» Challenge
Each line that holds the word "Inventory" counts once. Give the total number of such lines and nothing else.

» Recorded data
===============

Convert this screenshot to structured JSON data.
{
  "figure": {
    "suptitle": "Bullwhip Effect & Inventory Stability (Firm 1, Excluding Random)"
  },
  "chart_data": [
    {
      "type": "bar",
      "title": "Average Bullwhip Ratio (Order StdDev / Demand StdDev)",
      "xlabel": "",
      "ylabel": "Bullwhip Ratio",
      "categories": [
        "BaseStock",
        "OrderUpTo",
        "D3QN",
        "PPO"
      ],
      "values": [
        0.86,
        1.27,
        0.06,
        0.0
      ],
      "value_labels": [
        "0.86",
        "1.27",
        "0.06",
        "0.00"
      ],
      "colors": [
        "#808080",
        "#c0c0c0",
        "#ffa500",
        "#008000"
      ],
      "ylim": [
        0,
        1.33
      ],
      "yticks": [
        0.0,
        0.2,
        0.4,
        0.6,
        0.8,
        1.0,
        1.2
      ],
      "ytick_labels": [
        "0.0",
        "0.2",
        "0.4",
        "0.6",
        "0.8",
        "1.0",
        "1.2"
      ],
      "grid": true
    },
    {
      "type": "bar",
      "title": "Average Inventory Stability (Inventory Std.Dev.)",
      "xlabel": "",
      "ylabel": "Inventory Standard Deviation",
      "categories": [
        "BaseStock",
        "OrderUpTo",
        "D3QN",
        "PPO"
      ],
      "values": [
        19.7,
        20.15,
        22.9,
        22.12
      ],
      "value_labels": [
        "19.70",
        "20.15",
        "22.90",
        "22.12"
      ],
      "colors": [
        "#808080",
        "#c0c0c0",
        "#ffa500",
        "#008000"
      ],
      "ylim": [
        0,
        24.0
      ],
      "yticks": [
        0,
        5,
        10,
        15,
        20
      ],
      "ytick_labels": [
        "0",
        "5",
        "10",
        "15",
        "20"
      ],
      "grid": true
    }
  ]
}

===============

» Finished exercise
3